**Written problem**
Return each line holding the string "колонны".

**Working data**

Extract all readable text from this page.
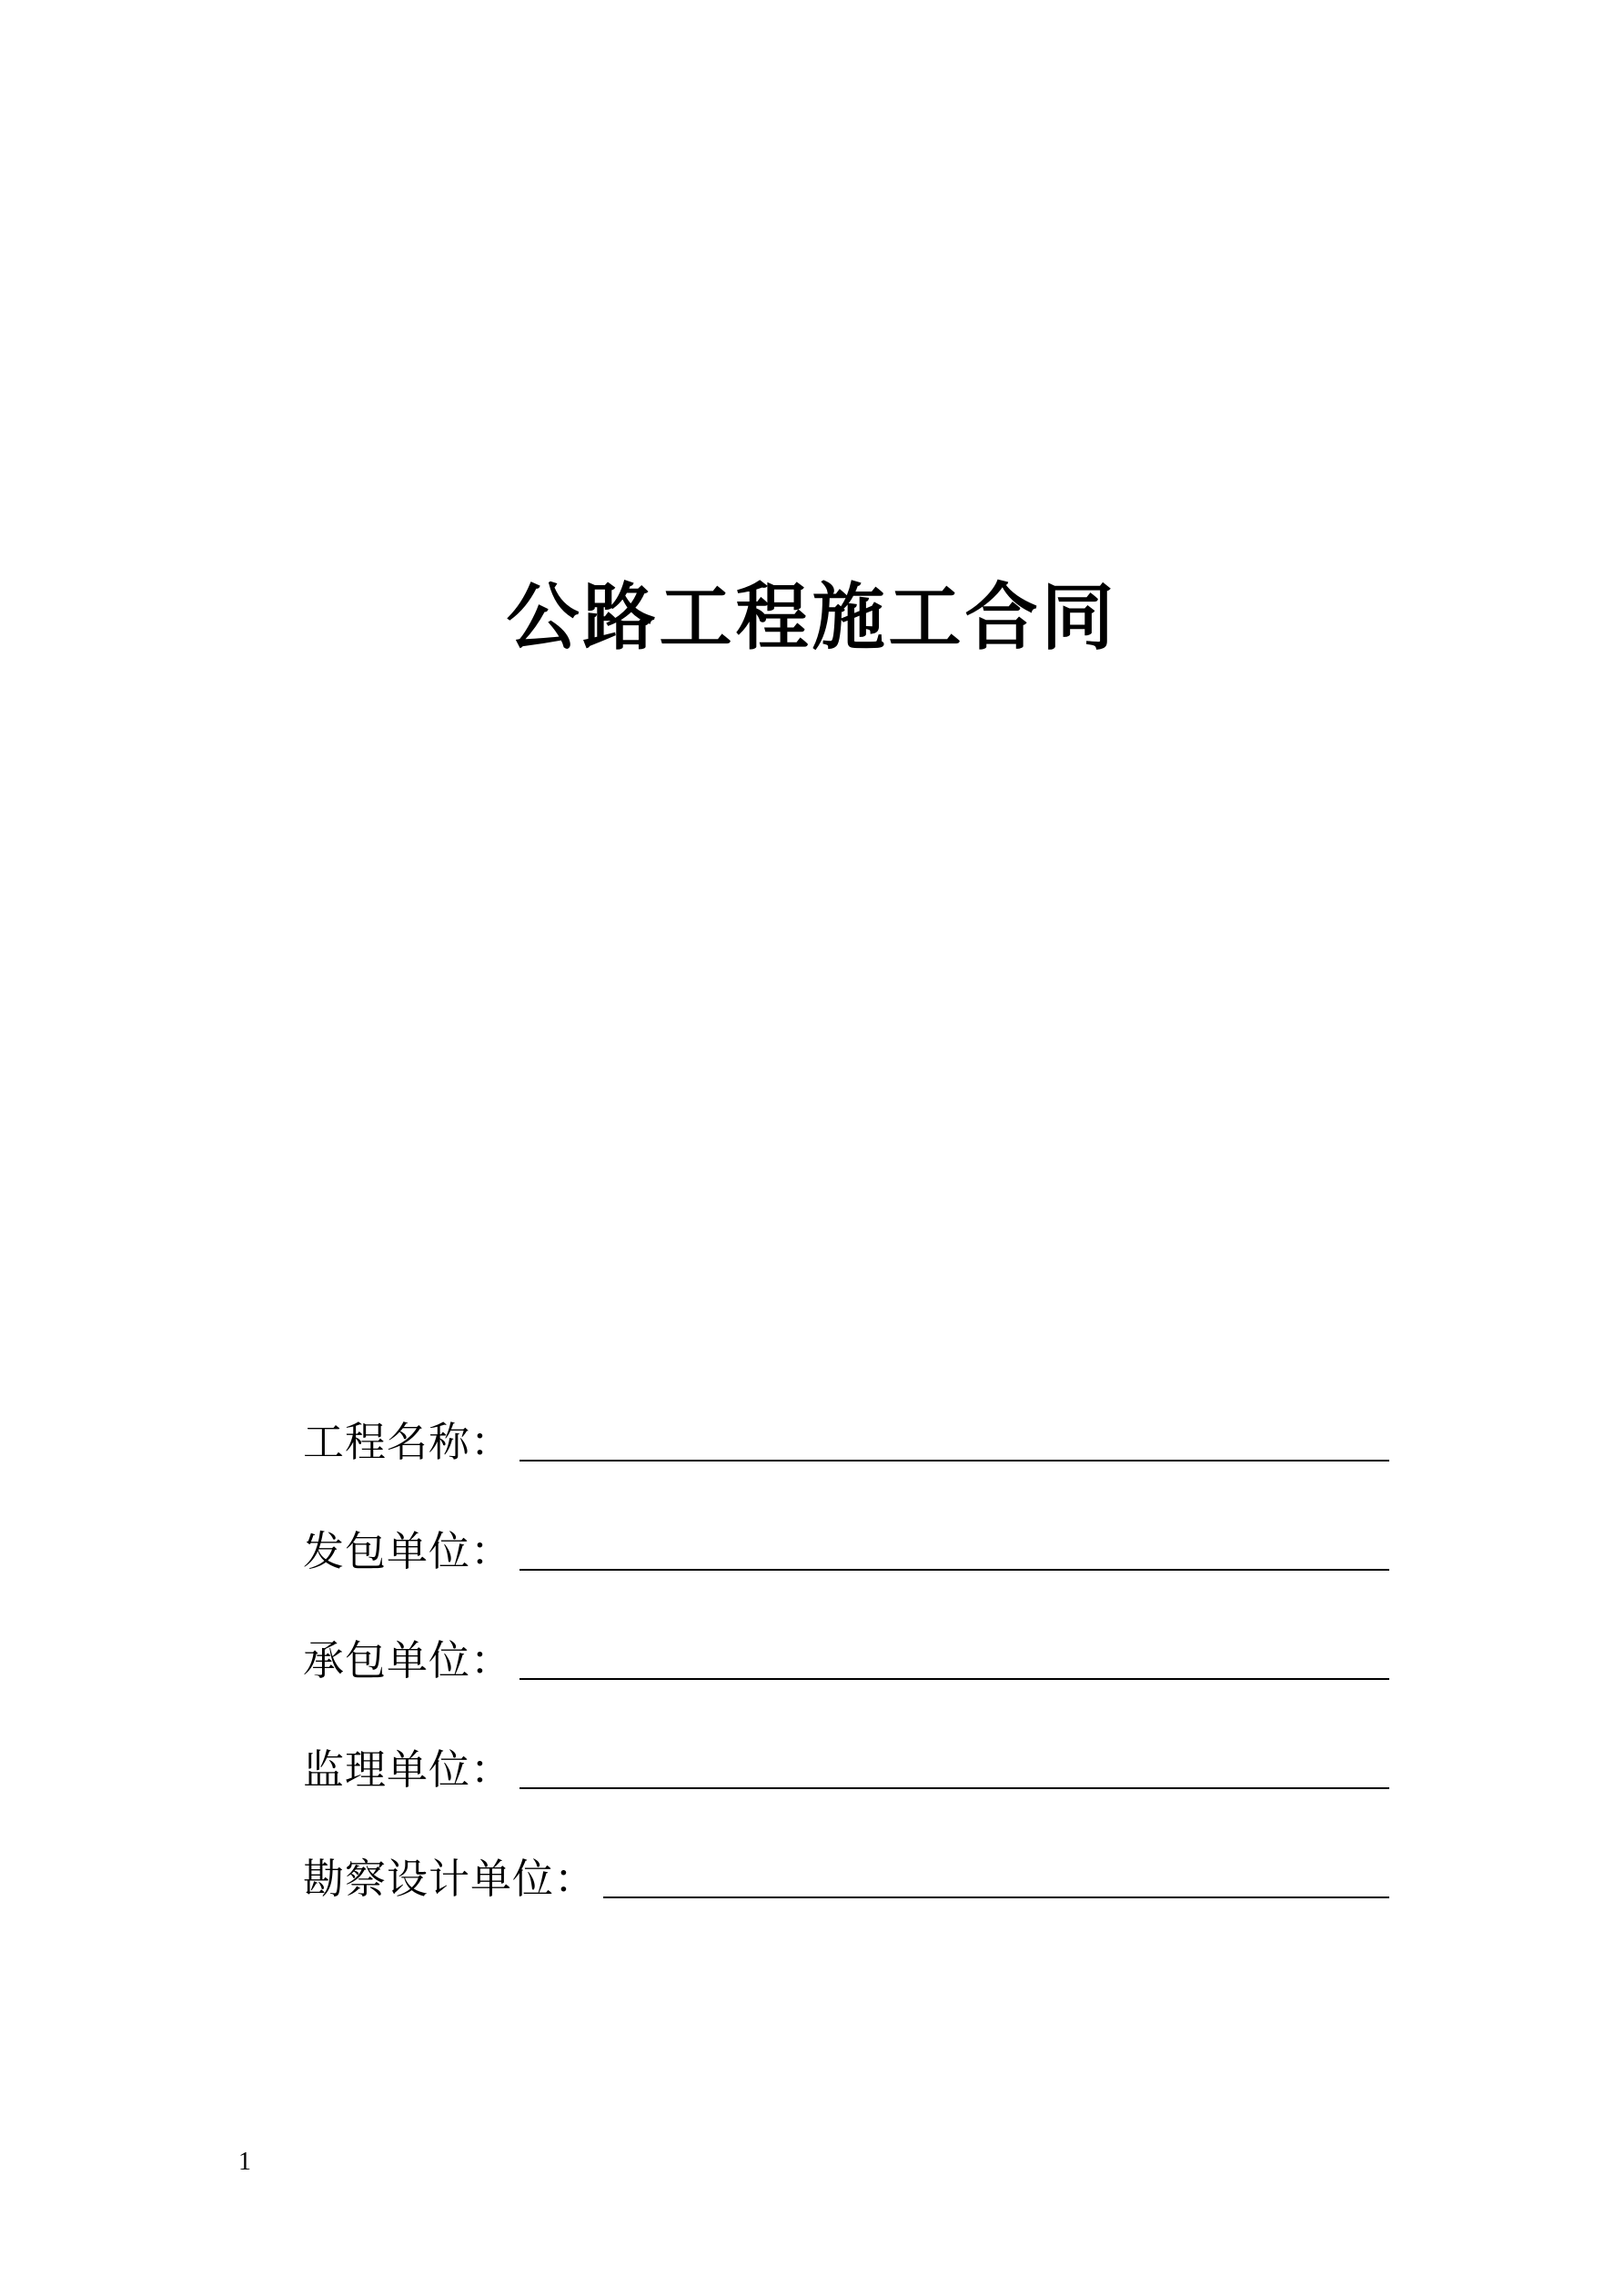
公路工程施工合同
工程名称：
发包单位：
承包单位：
监理单位：
勘察设计单位：
1
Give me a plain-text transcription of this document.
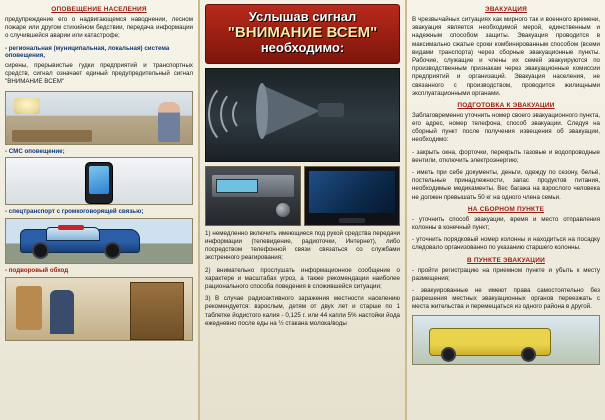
ОПОВЕЩЕНИЕ НАСЕЛЕНИЯ

предупреждение его о надвигающемся наводнении, лесном пожаре или другом стихийном бедствии, передача информации о случившейся аварии или катастрофе;

- региональная (муниципальная, локальная) система оповещения,

сирены, прерывистые гудки предприятий и транспортных средств, сигнал означает единый предупредительный сигнал "ВНИМАНИЕ ВСЕМ"

- СМС оповещение;
- спецтранспорт с громкоговорящей связью;
- подворовый обход
Услышав сигнал
"ВНИМАНИЕ ВСЕМ"
необходимо:

1) немедленно включить имеющиеся под рукой средства передачи информации (телевидение, радиоточки, Интернет), либо посредством телефонной связи связаться со службами экстренного реагирования;

2) внимательно прослушать информационное сообщение о характере и масштабах угроз, а также рекомендации наиболее рационального способа поведения в сложившейся ситуации;

3) В случае радиоактивного заражения местности населению рекомендуется: взрослым, детям от двух лет и старше по 1 таблетке йодистого калия - 0,125 г. или 44 капли 5% настойки йода ежедневно после еды на ½ стакана молока/воды

ЭВАКУАЦИЯ

В чрезвычайных ситуациях как мирного так и военного времени, эвакуация является необходимой мерой, единственным и надежным способом защиты. Эвакуация проводится в максимально сжатые сроки комбинированным способом (всеми видами транспорта) через сборные эвакуационные пункты. Рабочие, служащие и члены их семей эвакуируются по производственным признакам через эвакуационные комиссии предприятий и организаций. Эвакуация населения, не связанного с производством, проводится жилищными эксплуатационными органами.

ПОДГОТОВКА К ЭВАКУАЦИИ

Заблаговременно уточнить номер своего эвакуационного пункта, его адрес, номер телефона, способ эвакуации. Следуя на сборный пункт после получения извещения об эвакуации, необходимо:

- закрыть окна, форточки, перекрыть газовые и водопроводные вентили, отключить электроэнергию;

- иметь при себе документы, деньги, одежду по сезону, бельё, постельные принадлежности, запас продуктов питания, необходимые медикаменты. Вес багажа на взрослого человека не должен превышать 50 кг на одного члена семьи.

НА СБОРНОМ ПУНКТЕ

- уточнить способ эвакуации, время и место отправления колонны в конечный пункт;

- уточнить порядковый номер колонны и находиться на посадку следовало организованно по указанию старшего колонны.

В ПУНКТЕ ЭВАКУАЦИИ

- пройти регистрацию на приемном пункте и убыть к месту размещения;

- эвакуированные не имеют права самостоятельно без разрешения местных эвакуационных органов переезжать с места жительства и перемещаться из одного района в другой.
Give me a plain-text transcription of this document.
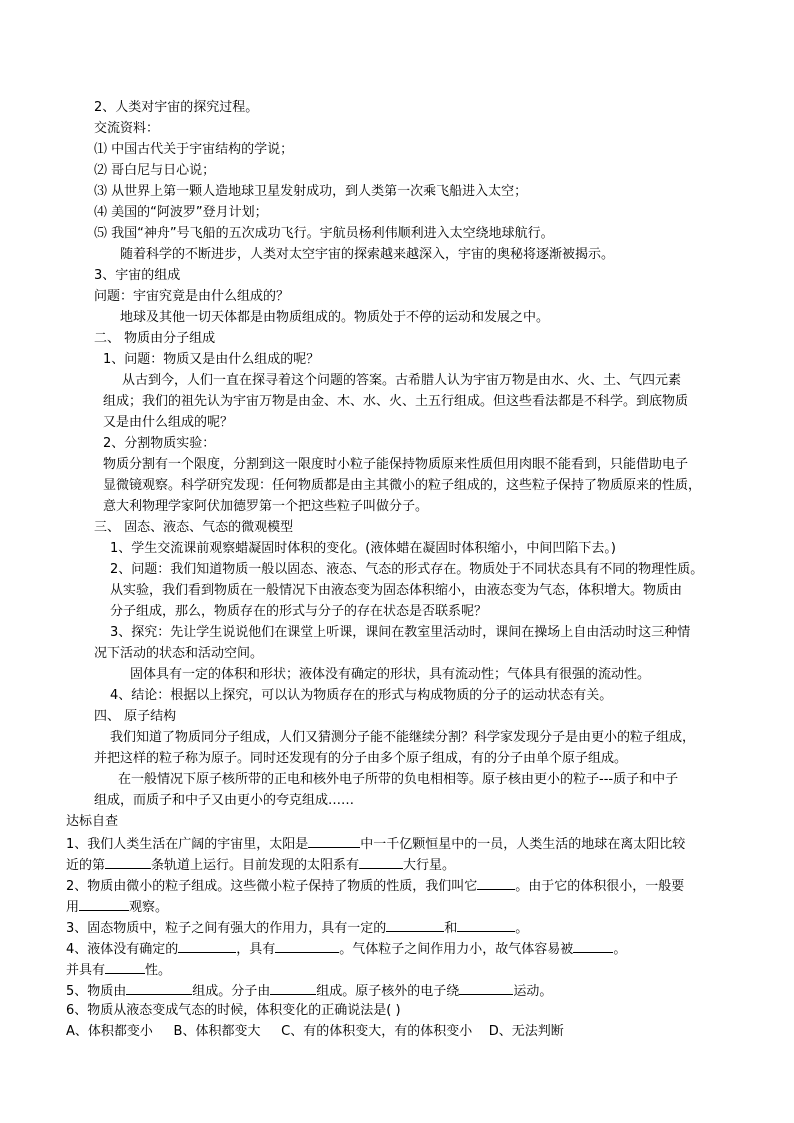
2、人类对宇宙的探究过程。
交流资料：
⑴ 中国古代关于宇宙结构的学说；
⑵ 哥白尼与日心说；
⑶ 从世界上第一颗人造地球卫星发射成功，到人类第一次乘飞船进入太空；
⑷ 美国的“阿波罗”登月计划；
⑸ 我国“神舟”号飞船的五次成功飞行。宇航员杨利伟顺利进入太空绕地球航行。
随着科学的不断进步，人类对太空宇宙的探索越来越深入，宇宙的奥秘将逐渐被揭示。
3、宇宙的组成
问题：宇宙究竟是由什么组成的？
地球及其他一切天体都是由物质组成的。物质处于不停的运动和发展之中。
二、 物质由分子组成
1、问题：物质又是由什么组成的呢？
从古到今，人们一直在探寻着这个问题的答案。古希腊人认为宇宙万物是由水、火、土、气四元素
组成；我们的祖先认为宇宙万物是由金、木、水、火、土五行组成。但这些看法都是不科学。到底物质
又是由什么组成的呢？
2、分割物质实验：
物质分割有一个限度，分割到这一限度时小粒子能保持物质原来性质但用肉眼不能看到，只能借助电子
显微镜观察。科学研究发现：任何物质都是由主其微小的粒子组成的，这些粒子保持了物质原来的性质，
意大利物理学家阿伏加德罗第一个把这些粒子叫做分子。
三、 固态、液态、气态的微观模型
1、学生交流课前观察蜡凝固时体积的变化。(液体蜡在凝固时体积缩小，中间凹陷下去。)
2、问题：我们知道物质一般以固态、液态、气态的形式存在。物质处于不同状态具有不同的物理性质。
从实验，我们看到物质在一般情况下由液态变为固态体积缩小，由液态变为气态，体积增大。物质由
分子组成，那么，物质存在的形式与分子的存在状态是否联系呢？
3、探究：先让学生说说他们在课堂上听课，课间在教室里活动时，课间在操场上自由活动时这三种情
况下活动的状态和活动空间。
固体具有一定的体积和形状；液体没有确定的形状，具有流动性；气体具有很强的流动性。
4、结论：根据以上探究，可以认为物质存在的形式与构成物质的分子的运动状态有关。
四、 原子结构
我们知道了物质同分子组成，人们又猜测分子能不能继续分割？科学家发现分子是由更小的粒子组成，
并把这样的粒子称为原子。同时还发现有的分子由多个原子组成，有的分子由单个原子组成。
在一般情况下原子核所带的正电和核外电子所带的负电相相等。原子核由更小的粒子---质子和中子
组成，而质子和中子又由更小的夸克组成……
达标自查
1、我们人类生活在广阔的宇宙里，太阳是	中一千亿颗恒星中的一员，人类生活的地球在离太阳比较
近的第	条轨道上运行。目前发现的太阳系有	大行星。
2、物质由微小的粒子组成。这些微小粒子保持了物质的性质，我们叫它	。由于它的体积很小，一般要
用	观察。
3、固态物质中，粒子之间有强大的作用力，具有一定的	和	。
4、液体没有确定的	，具有	。气体粒子之间作用力小，故气体容易被	。
并具有	性。
5、物质由	组成。分子由	组成。原子核外的电子绕	运动。
6、物质从液态变成气态的时候，体积变化的正确说法是( )
A、体积都变小     B、体积都变大     C、有的体积变大，有的体积变小    D、无法判断
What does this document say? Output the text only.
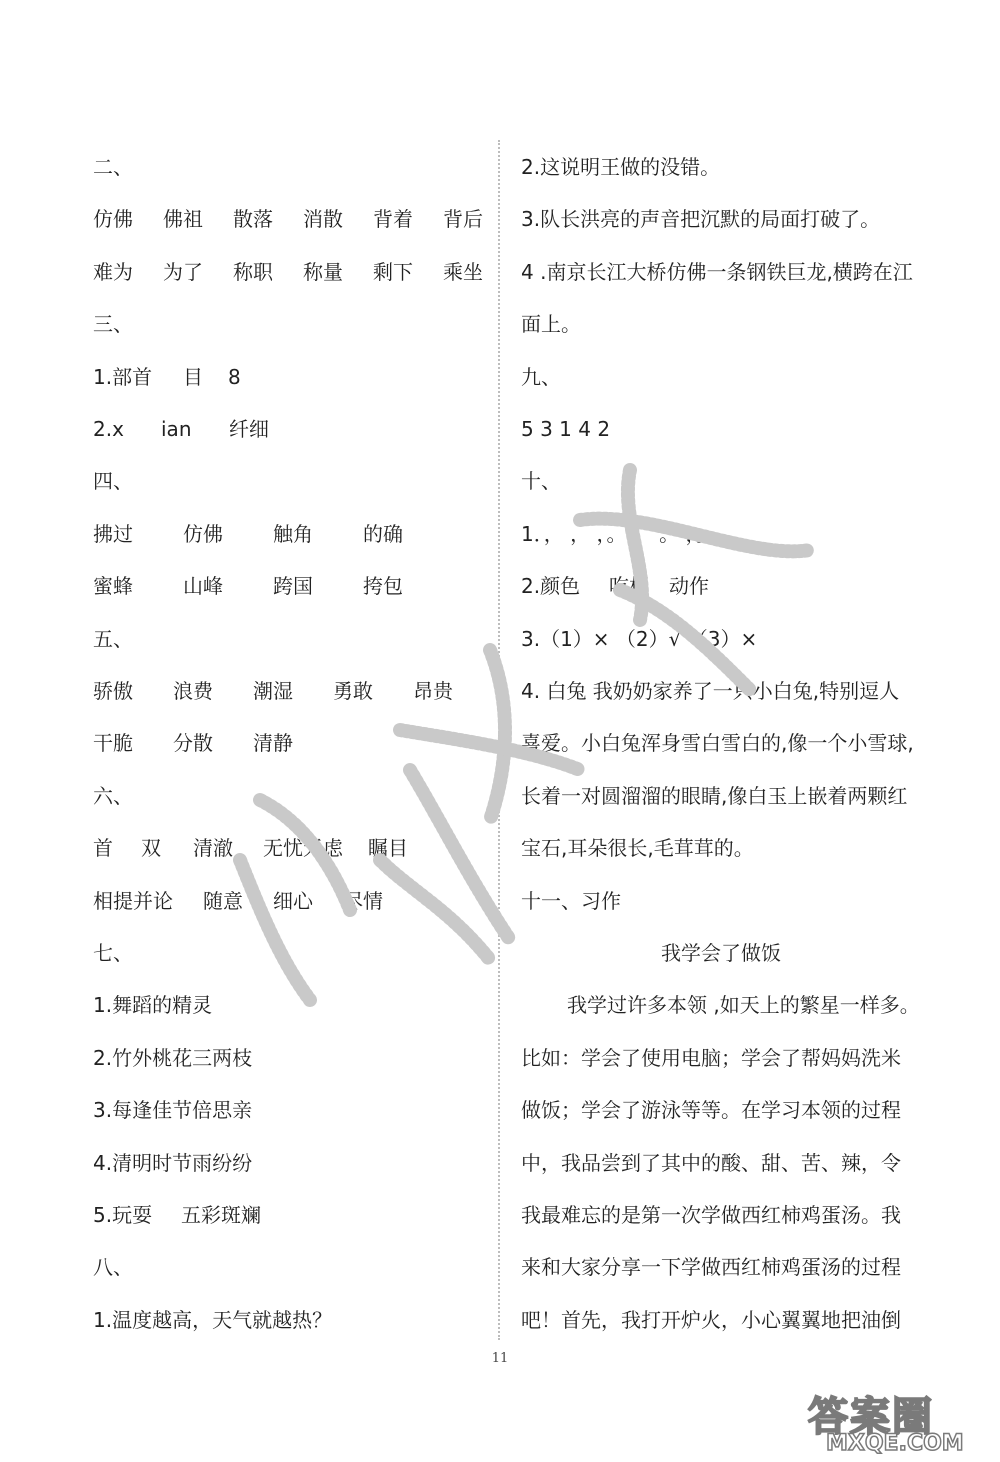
二、
仿佛	佛祖	散落	消散	背着	背后
难为	为了	称职	称量	剩下	乘坐
三、
1.部首	目	8
2.x	ian	纤细
四、
拂过	仿佛	触角	的确
蜜蜂	山峰	跨国	挎包
五、
骄傲	浪费	潮湿	勇敢	昂贵
干脆	分散	清静
六、
首	双	清澈	无忧无虑	瞩目
相提并论	随意	细心	尽情
七、
1.舞蹈的精灵
2.竹外桃花三两枝
3.每逢佳节倍思亲
4.清明时节雨纷纷
5.玩耍	五彩斑斓
八、
1.温度越高，天气就越热？
2.这说明王做的没错。
3.队长洪亮的声音把沉默的局面打破了。
4 .南京长江大桥仿佛一条钢铁巨龙,横跨在江
面上。
九、
5 3 1 4 2
十、
1．， ， ，。 ， 。 ，。
2.颜色	吃相	动作
3.（1）× （2）√ （3）×
4. 白兔 我奶奶家养了一只小白兔,特别逗人
喜爱。小白兔浑身雪白雪白的,像一个小雪球,
长着一对圆溜溜的眼睛,像白玉上嵌着两颗红
宝石,耳朵很长,毛茸茸的。
十一、习作
我学会了做饭
我学过许多本领 ,如天上的繁星一样多。
比如：学会了使用电脑；学会了帮妈妈洗米
做饭；学会了游泳等等。在学习本领的过程
中，我品尝到了其中的酸、甜、苦、辣，令
我最难忘的是第一次学做西红柿鸡蛋汤。我
来和大家分享一下学做西红柿鸡蛋汤的过程
吧！首先，我打开炉火，小心翼翼地把油倒
11
答案圈
MXQE.COM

**Result of this exercise**
- уточнить способ эвакуации, время и место отправления колонны в конечный пункт;
- уточнить порядковый номер колонны и находиться на посадку следовало организованно по указанию старшего колонны.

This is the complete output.